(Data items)
···

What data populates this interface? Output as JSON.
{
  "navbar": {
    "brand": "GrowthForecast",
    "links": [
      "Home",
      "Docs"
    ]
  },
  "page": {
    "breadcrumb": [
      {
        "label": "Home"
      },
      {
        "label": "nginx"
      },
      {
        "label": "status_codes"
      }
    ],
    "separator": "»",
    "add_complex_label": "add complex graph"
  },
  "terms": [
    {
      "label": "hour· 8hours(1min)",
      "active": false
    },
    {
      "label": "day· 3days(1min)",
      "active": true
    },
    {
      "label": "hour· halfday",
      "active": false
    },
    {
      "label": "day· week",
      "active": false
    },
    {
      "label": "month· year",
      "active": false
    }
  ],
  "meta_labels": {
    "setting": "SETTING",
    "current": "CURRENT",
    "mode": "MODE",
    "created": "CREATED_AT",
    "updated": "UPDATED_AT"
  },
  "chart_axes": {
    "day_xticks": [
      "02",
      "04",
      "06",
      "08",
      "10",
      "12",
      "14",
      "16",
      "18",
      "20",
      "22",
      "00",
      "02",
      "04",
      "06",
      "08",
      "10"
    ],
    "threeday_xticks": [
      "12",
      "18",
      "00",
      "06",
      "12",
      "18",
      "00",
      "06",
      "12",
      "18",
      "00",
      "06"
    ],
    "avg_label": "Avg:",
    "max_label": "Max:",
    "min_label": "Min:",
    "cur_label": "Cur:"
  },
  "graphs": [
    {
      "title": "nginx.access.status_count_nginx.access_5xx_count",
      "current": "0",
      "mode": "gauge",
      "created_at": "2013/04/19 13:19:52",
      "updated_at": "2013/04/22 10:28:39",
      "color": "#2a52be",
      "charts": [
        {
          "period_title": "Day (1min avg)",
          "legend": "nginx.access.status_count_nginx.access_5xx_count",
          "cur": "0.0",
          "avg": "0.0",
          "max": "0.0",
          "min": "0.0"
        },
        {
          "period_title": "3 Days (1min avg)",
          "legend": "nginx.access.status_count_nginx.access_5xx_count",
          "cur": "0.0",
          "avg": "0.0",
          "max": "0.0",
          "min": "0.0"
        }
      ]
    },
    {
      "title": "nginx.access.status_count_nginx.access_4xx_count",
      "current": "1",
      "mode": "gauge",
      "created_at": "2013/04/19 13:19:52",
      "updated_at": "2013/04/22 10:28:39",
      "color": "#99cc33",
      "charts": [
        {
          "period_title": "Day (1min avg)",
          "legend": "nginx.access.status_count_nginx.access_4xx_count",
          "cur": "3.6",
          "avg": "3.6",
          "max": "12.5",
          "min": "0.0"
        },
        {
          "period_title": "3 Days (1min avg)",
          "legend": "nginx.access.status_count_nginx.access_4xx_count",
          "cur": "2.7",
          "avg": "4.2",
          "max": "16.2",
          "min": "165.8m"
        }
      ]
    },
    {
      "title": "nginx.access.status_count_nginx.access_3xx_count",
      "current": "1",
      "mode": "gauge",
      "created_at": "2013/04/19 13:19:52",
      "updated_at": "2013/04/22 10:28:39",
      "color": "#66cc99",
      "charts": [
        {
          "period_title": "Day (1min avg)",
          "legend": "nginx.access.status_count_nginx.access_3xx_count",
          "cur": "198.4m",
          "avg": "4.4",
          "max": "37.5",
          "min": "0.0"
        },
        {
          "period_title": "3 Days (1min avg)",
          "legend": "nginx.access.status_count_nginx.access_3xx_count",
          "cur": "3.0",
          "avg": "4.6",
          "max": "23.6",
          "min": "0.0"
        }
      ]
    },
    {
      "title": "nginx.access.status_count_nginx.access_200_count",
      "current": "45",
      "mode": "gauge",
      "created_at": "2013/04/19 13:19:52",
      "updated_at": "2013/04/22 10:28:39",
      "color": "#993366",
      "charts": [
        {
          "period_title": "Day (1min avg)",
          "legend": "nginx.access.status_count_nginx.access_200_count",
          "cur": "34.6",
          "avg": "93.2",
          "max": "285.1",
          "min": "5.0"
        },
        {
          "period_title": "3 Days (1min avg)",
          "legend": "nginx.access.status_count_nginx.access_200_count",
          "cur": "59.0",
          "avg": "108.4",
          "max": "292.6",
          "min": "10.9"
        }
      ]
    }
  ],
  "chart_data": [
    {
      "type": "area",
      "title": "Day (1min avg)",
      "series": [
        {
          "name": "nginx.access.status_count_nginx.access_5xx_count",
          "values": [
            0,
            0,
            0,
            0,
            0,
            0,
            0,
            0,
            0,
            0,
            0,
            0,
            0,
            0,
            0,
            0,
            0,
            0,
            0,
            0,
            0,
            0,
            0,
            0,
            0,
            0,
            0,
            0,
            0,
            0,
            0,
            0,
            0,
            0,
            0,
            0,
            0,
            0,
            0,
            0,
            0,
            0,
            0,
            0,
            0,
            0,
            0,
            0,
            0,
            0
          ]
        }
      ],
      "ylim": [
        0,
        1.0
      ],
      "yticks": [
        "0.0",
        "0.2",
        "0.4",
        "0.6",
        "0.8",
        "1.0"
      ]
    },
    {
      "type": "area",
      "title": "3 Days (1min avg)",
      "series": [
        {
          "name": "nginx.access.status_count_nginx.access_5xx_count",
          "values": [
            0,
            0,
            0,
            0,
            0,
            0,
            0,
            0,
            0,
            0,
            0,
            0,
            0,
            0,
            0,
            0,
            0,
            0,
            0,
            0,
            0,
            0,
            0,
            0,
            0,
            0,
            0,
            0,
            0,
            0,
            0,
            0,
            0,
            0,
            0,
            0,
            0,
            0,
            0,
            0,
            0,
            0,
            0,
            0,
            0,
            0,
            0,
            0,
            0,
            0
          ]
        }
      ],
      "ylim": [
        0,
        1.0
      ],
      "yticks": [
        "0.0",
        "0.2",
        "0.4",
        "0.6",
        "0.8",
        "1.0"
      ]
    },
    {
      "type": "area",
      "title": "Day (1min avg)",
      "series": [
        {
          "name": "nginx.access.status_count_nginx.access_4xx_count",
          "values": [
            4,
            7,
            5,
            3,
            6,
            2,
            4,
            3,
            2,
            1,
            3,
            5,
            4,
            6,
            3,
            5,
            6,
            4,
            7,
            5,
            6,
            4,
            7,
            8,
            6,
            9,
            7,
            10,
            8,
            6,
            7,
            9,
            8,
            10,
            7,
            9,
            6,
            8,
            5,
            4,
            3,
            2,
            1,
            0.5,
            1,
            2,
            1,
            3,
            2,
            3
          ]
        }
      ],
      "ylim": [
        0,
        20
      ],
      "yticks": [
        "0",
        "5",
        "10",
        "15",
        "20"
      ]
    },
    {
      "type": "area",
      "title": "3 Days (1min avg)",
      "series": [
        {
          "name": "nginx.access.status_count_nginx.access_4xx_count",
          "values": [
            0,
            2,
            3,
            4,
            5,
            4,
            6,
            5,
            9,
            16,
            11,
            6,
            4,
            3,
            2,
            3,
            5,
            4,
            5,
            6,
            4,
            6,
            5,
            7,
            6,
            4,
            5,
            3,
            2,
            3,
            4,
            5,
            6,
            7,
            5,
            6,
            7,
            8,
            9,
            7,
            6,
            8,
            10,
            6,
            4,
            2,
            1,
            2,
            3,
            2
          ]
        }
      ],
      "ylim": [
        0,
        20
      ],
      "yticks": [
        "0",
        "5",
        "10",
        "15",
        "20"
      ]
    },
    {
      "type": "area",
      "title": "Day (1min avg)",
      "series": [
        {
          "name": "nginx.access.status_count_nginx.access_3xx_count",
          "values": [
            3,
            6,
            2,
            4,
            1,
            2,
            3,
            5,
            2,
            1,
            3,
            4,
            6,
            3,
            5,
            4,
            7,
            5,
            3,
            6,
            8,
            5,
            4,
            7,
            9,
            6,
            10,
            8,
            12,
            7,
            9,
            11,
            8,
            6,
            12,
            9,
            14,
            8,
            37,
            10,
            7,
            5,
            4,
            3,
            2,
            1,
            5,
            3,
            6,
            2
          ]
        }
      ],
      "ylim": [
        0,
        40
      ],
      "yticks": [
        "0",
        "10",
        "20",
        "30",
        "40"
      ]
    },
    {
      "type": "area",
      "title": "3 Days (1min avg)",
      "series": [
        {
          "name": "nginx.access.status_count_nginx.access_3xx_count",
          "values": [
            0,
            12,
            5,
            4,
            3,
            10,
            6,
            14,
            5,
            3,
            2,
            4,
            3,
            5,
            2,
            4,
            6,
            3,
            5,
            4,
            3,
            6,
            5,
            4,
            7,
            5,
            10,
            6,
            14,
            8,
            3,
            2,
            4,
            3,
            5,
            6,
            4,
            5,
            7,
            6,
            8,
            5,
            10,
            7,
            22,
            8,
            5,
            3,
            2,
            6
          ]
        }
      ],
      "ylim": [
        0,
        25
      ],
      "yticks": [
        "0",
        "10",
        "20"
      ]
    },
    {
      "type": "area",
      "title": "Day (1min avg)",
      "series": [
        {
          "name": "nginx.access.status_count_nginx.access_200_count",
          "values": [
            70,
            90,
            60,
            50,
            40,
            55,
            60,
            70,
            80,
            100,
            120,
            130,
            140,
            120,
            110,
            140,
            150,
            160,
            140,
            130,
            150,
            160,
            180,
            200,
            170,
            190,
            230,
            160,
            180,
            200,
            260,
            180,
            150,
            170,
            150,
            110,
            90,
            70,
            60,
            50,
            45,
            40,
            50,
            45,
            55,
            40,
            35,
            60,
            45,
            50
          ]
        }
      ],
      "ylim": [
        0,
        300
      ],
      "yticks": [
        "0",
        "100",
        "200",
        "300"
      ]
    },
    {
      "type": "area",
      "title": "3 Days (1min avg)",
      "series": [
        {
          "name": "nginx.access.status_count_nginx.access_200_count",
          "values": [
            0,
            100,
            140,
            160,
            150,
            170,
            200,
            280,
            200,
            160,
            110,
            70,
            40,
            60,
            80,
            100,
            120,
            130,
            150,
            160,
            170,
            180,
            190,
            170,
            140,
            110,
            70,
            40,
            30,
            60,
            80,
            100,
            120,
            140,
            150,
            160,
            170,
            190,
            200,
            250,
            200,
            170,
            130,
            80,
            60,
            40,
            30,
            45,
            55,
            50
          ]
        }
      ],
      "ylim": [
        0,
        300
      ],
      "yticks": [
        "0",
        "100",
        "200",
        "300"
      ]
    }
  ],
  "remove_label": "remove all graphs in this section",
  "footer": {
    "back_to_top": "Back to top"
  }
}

···

(Task details) Copy every line of the listing where the word "color" appears.

(Answer to the task)
      "color": "#2a52be",
      "color": "#99cc33",
      "color": "#66cc99",
      "color": "#993366",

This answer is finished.